* Listed entries *
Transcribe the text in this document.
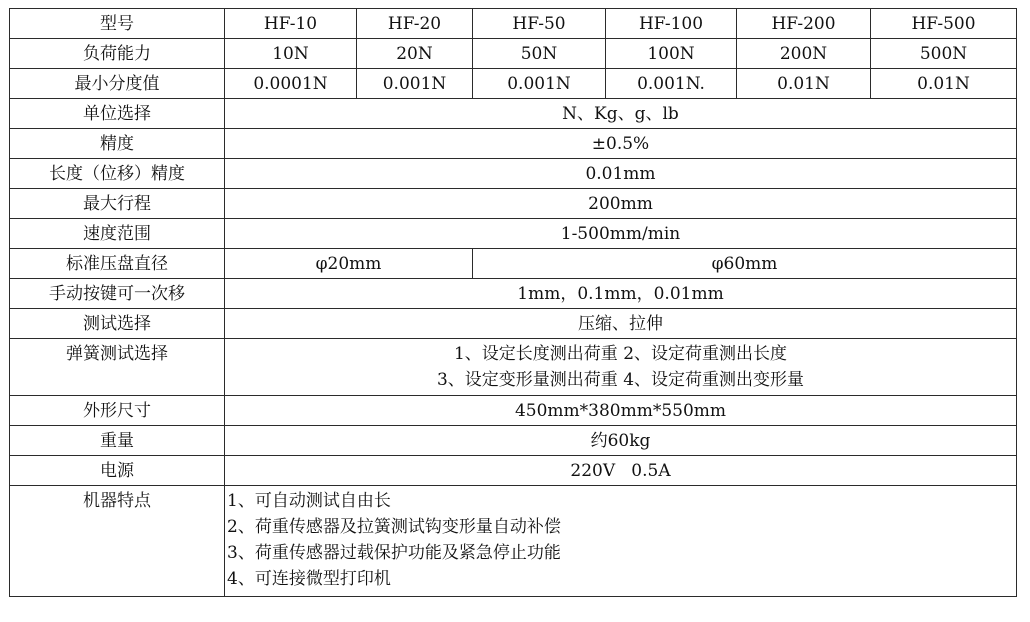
型号	HF-10	HF-20	HF-50	HF-100	HF-200	HF-500
负荷能力	10N	20N	50N	100N	200N	500N
最小分度值	0.0001N	0.001N	0.001N	0.001N.	0.01N	0.01N
单位选择	N、Kg、g、lb					
精度	±0.5%					
长度（位移）精度	0.01mm					
最大行程	200mm					
速度范围	1-500mm/min					
标准压盘直径	φ20mm		φ60mm			
手动按键可一次移	1mm，0.1mm，0.01mm					
测试选择	压缩、拉伸					
弹簧测试选择	1、设定长度测出荷重 2、设定荷重测出长度
3、设定变形量测出荷重 4、设定荷重测出变形量					

外形尺寸	450mm*380mm*550mm					
重量	约60kg					
电源	220V   0.5A					
机器特点	1、可自动测试自由长
2、荷重传感器及拉簧测试钩变形量自动补偿
3、荷重传感器过载保护功能及紧急停止功能
4、可连接微型打印机					
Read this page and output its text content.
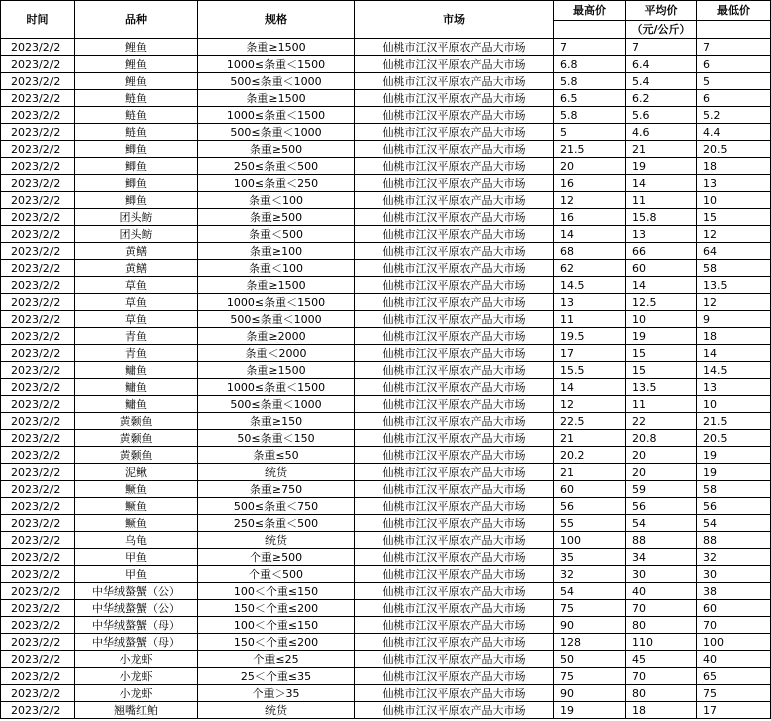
时间	品种	规格	市场	最高价	平均价	最低价
					（元/公斤）	
2023/2/2	鲤鱼	条重≥1500	仙桃市江汉平原农产品大市场	7	7	7
2023/2/2	鲤鱼	1000≤条重＜1500	仙桃市江汉平原农产品大市场	6.8	6.4	6
2023/2/2	鲤鱼	500≤条重＜1000	仙桃市江汉平原农产品大市场	5.8	5.4	5
2023/2/2	鲢鱼	条重≥1500	仙桃市江汉平原农产品大市场	6.5	6.2	6
2023/2/2	鲢鱼	1000≤条重＜1500	仙桃市江汉平原农产品大市场	5.8	5.6	5.2
2023/2/2	鲢鱼	500≤条重＜1000	仙桃市江汉平原农产品大市场	5	4.6	4.4
2023/2/2	鲫鱼	条重≥500	仙桃市江汉平原农产品大市场	21.5	21	20.5
2023/2/2	鲫鱼	250≤条重＜500	仙桃市江汉平原农产品大市场	20	19	18
2023/2/2	鲫鱼	100≤条重＜250	仙桃市江汉平原农产品大市场	16	14	13
2023/2/2	鲫鱼	条重＜100	仙桃市江汉平原农产品大市场	12	11	10
2023/2/2	团头鲂	条重≥500	仙桃市江汉平原农产品大市场	16	15.8	15
2023/2/2	团头鲂	条重＜500	仙桃市江汉平原农产品大市场	14	13	12
2023/2/2	黄鳝	条重≥100	仙桃市江汉平原农产品大市场	68	66	64
2023/2/2	黄鳝	条重＜100	仙桃市江汉平原农产品大市场	62	60	58
2023/2/2	草鱼	条重≥1500	仙桃市江汉平原农产品大市场	14.5	14	13.5
2023/2/2	草鱼	1000≤条重＜1500	仙桃市江汉平原农产品大市场	13	12.5	12
2023/2/2	草鱼	500≤条重＜1000	仙桃市江汉平原农产品大市场	11	10	9
2023/2/2	青鱼	条重≥2000	仙桃市江汉平原农产品大市场	19.5	19	18
2023/2/2	青鱼	条重＜2000	仙桃市江汉平原农产品大市场	17	15	14
2023/2/2	鳙鱼	条重≥1500	仙桃市江汉平原农产品大市场	15.5	15	14.5
2023/2/2	鳙鱼	1000≤条重＜1500	仙桃市江汉平原农产品大市场	14	13.5	13
2023/2/2	鳙鱼	500≤条重＜1000	仙桃市江汉平原农产品大市场	12	11	10
2023/2/2	黄颡鱼	条重≥150	仙桃市江汉平原农产品大市场	22.5	22	21.5
2023/2/2	黄颡鱼	50≤条重＜150	仙桃市江汉平原农产品大市场	21	20.8	20.5
2023/2/2	黄颡鱼	条重≤50	仙桃市江汉平原农产品大市场	20.2	20	19
2023/2/2	泥鳅	统货	仙桃市江汉平原农产品大市场	21	20	19
2023/2/2	鳜鱼	条重≥750	仙桃市江汉平原农产品大市场	60	59	58
2023/2/2	鳜鱼	500≤条重＜750	仙桃市江汉平原农产品大市场	56	56	56
2023/2/2	鳜鱼	250≤条重＜500	仙桃市江汉平原农产品大市场	55	54	54
2023/2/2	乌龟	统货	仙桃市江汉平原农产品大市场	100	88	88
2023/2/2	甲鱼	个重≥500	仙桃市江汉平原农产品大市场	35	34	32
2023/2/2	甲鱼	个重＜500	仙桃市江汉平原农产品大市场	32	30	30
2023/2/2	中华绒螯蟹（公）	100＜个重≤150	仙桃市江汉平原农产品大市场	54	40	38
2023/2/2	中华绒螯蟹（公）	150＜个重≤200	仙桃市江汉平原农产品大市场	75	70	60
2023/2/2	中华绒螯蟹（母）	100＜个重≤150	仙桃市江汉平原农产品大市场	90	80	70
2023/2/2	中华绒螯蟹（母）	150＜个重≤200	仙桃市江汉平原农产品大市场	128	110	100
2023/2/2	小龙虾	个重≤25	仙桃市江汉平原农产品大市场	50	45	40
2023/2/2	小龙虾	25＜个重≤35	仙桃市江汉平原农产品大市场	75	70	65
2023/2/2	小龙虾	个重＞35	仙桃市江汉平原农产品大市场	90	80	75
2023/2/2	翘嘴红鲌	统货	仙桃市江汉平原农产品大市场	19	18	17
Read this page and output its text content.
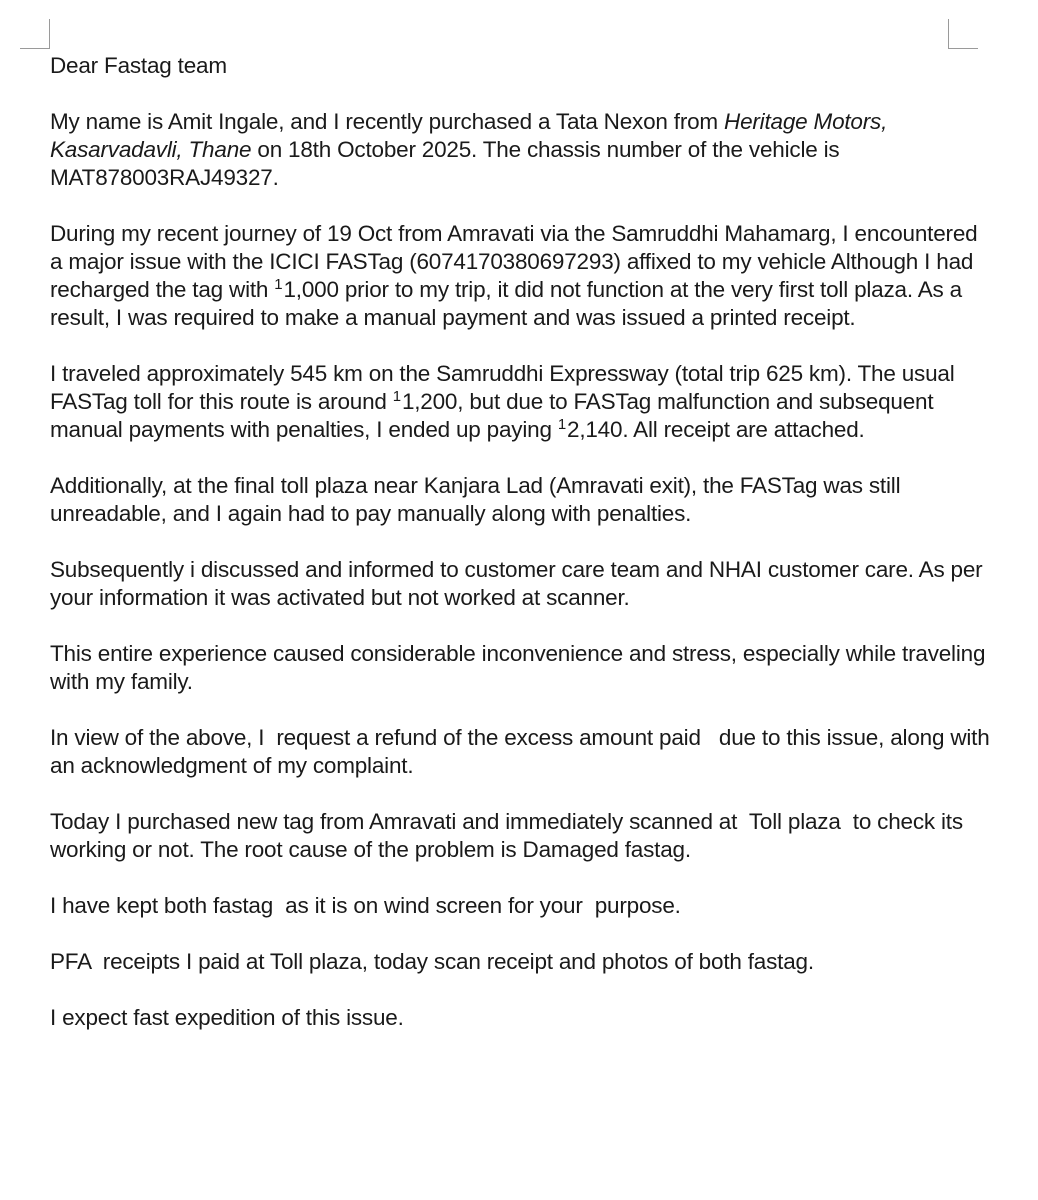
Dear Fastag team

My name is Amit Ingale, and I recently purchased a Tata Nexon from Heritage Motors, Kasarvadavli, Thane on 18th October 2025. The chassis number of the vehicle is MAT878003RAJ49327.

During my recent journey of 19 Oct from Amravati via the Samruddhi Mahamarg, I encountered a major issue with the ICICI FASTag (6074170380697293) affixed to my vehicle Although I had recharged the tag with $^1$1,000 prior to my trip, it did not function at the very first toll plaza. As a result, I was required to make a manual payment and was issued a printed receipt.

I traveled approximately 545 km on the Samruddhi Expressway (total trip 625 km). The usual FASTag toll for this route is around $^1$1,200, but due to FASTag malfunction and subsequent manual payments with penalties, I ended up paying $^1$2,140. All receipt are attached.

Additionally, at the final toll plaza near Kanjara Lad (Amravati exit), the FASTag was still unreadable, and I again had to pay manually along with penalties.

Subsequently i discussed and informed to customer care team and NHAI customer care. As per your information it was activated but not worked at scanner.

This entire experience caused considerable inconvenience and stress, especially while traveling with my family.

In view of the above, I  request a refund of the excess amount paid   due to this issue, along with an acknowledgment of my complaint.

Today I purchased new tag from Amravati and immediately scanned at  Toll plaza  to check its working or not. The root cause of the problem is Damaged fastag.

I have kept both fastag  as it is on wind screen for your  purpose.

PFA  receipts I paid at Toll plaza, today scan receipt and photos of both fastag.

I expect fast expedition of this issue.
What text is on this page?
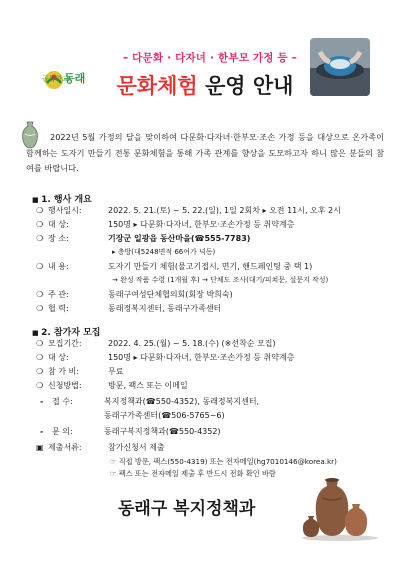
골목학교
동래
– 다문화 · 다자녀 · 한부모 가정 등 –
문화체험 운영 안내
2022년 5월 가정의 달을 맞이하여 다문화·다자녀·한부모·조손 가정 등을 대상으로 온가족이 함께하는 도자기 만들기 전통 문화체험을 통해 가족 관계를 향상을 도모하고자 하니 많은 분들의 참여를 바랍니다.
■ 1. 행사 개요
❍ 행사일시:	2022. 5. 21.(토) ~ 5. 22.(일), 1일 2회차 ▸ 오전 11시, 오후 2시
❍ 대 상:	150명 ▸ 다문화·다자녀, 한부모·조손가정 등 취약계층
❍ 장 소:	기장군 일광읍 동산마을(☎555-7783)
▸ 층방(대5248면적 66여가 넉동)
❍ 내 용:	도자기 만들기 체험(물고기접시, 면기, 핸드페인팅 중 택 1)
→ 완성 작품 수령 (1개월 후) → 단체도 조사(대기/피쳐문, 설문지 작성)
❍ 주 관:	동래구여성단체협의회(회장 박희숙)
❍ 협 력:	동래정복지센터, 동래구가족센터
■ 2. 참가자 모집
❍ 모집기간:	2022. 4. 25.(월) ~ 5. 18.(수) (※선착순 모집)
❍ 대 상:	150명 ▸ 다문화·다자녀, 한부모·조손가정 등 취약계층
❍ 참 가 비:	무료
❍ 신청방법:	방문, 팩스 또는 이메일
- 접 수:	복지정책과(☎550-4352), 동래정복지센터,
동래구가족센터(☎506-5765~6)
- 문 의:	동래구복지정책과(☎550-4352)
▣ 제출서류:	참가신청서 제출
☞ 직접 방문, 팩스(550-4319) 또는 전자메일(hg7010146@korea.kr)
☞ 팩스 또는 전자메일 제출 후 반드시 전화 확인 바람
동래구 복지정책과
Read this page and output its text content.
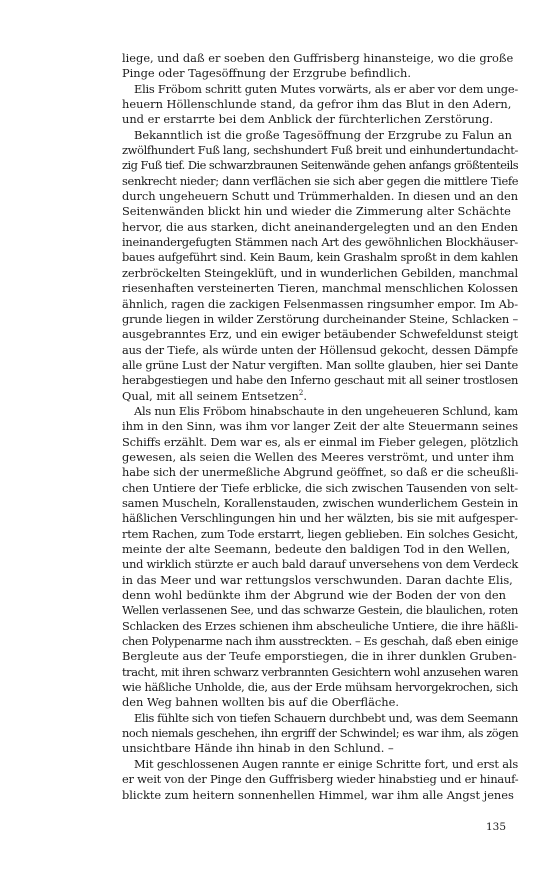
liege, und daß er soeben den Guffrisberg hinansteige, wo die große
Pinge oder Tagesöffnung der Erzgrube befindlich.
Elis Fröbom schritt guten Mutes vorwärts, als er aber vor dem unge-
heuern Höllenschlunde stand, da gefror ihm das Blut in den Adern,
und er erstarrte bei dem Anblick der fürchterlichen Zerstörung.
Bekanntlich ist die große Tagesöffnung der Erzgrube zu Falun an
zwölfhundert Fuß lang, sechshundert Fuß breit und einhundertundacht-
zig Fuß tief. Die schwarzbraunen Seitenwände gehen anfangs größtenteils
senkrecht nieder; dann verflächen sie sich aber gegen die mittlere Tiefe
durch ungeheuern Schutt und Trümmerhalden. In diesen und an den
Seitenwänden blickt hin und wieder die Zimmerung alter Schächte
hervor, die aus starken, dicht aneinandergelegten und an den Enden
ineinandergefugten Stämmen nach Art des gewöhnlichen Blockhäuser-
baues aufgeführt sind. Kein Baum, kein Grashalm sproßt in dem kahlen
zerbröckelten Steingeklüft, und in wunderlichen Gebilden, manchmal
riesenhaften versteinerten Tieren, manchmal menschlichen Kolossen
ähnlich, ragen die zackigen Felsenmassen ringsumher empor. Im Ab-
grunde liegen in wilder Zerstörung durcheinander Steine, Schlacken –
ausgebranntes Erz, und ein ewiger betäubender Schwefeldunst steigt
aus der Tiefe, als würde unten der Höllensud gekocht, dessen Dämpfe
alle grüne Lust der Natur vergiften. Man sollte glauben, hier sei Dante
herabgestiegen und habe den Inferno geschaut mit all seiner trostlosen
Qual, mit all seinem Entsetzen$^2$.
Als nun Elis Fröbom hinabschaute in den ungeheueren Schlund, kam
ihm in den Sinn, was ihm vor langer Zeit der alte Steuermann seines
Schiffs erzählt. Dem war es, als er einmal im Fieber gelegen, plötzlich
gewesen, als seien die Wellen des Meeres verströmt, und unter ihm
habe sich der unermeßliche Abgrund geöffnet, so daß er die scheußli-
chen Untiere der Tiefe erblicke, die sich zwischen Tausenden von selt-
samen Muscheln, Korallenstauden, zwischen wunderlichem Gestein in
häßlichen Verschlingungen hin und her wälzten, bis sie mit aufgesper-
rtem Rachen, zum Tode erstarrt, liegen geblieben. Ein solches Gesicht,
meinte der alte Seemann, bedeute den baldigen Tod in den Wellen,
und wirklich stürzte er auch bald darauf unversehens von dem Verdeck
in das Meer und war rettungslos verschwunden. Daran dachte Elis,
denn wohl bedünkte ihm der Abgrund wie der Boden der von den
Wellen verlassenen See, und das schwarze Gestein, die blaulichen, roten
Schlacken des Erzes schienen ihm abscheuliche Untiere, die ihre häßli-
chen Polypenarme nach ihm ausstreckten. – Es geschah, daß eben einige
Bergleute aus der Teufe emporstiegen, die in ihrer dunklen Gruben-
tracht, mit ihren schwarz verbrannten Gesichtern wohl anzusehen waren
wie häßliche Unholde, die, aus der Erde mühsam hervorgekrochen, sich
den Weg bahnen wollten bis auf die Oberfläche.
Elis fühlte sich von tiefen Schauern durchbebt und, was dem Seemann
noch niemals geschehen, ihn ergriff der Schwindel; es war ihm, als zögen
unsichtbare Hände ihn hinab in den Schlund. –
Mit geschlossenen Augen rannte er einige Schritte fort, und erst als
er weit von der Pinge den Guffrisberg wieder hinabstieg und er hinauf-
blickte zum heitern sonnenhellen Himmel, war ihm alle Angst jenes
135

* Prompt *
Search the records above for "trip". Copy each line where it is found.

* Answer to the problem *
During my recent journey of 19 Oct from Amravati via the Samruddhi Mahamarg, I encountered a major issue with the ICICI FASTag (6074170380697293) affixed to my vehicle Although I had recharged the tag with $^1$1,000 prior to my trip, it did not function at the very first toll plaza. As a result, I was required to make a manual payment and was issued a printed receipt.
I traveled approximately 545 km on the Samruddhi Expressway (total trip 625 km). The usual FASTag toll for this route is around $^1$1,200, but due to FASTag malfunction and subsequent manual payments with penalties, I ended up paying $^1$2,140. All receipt are attached.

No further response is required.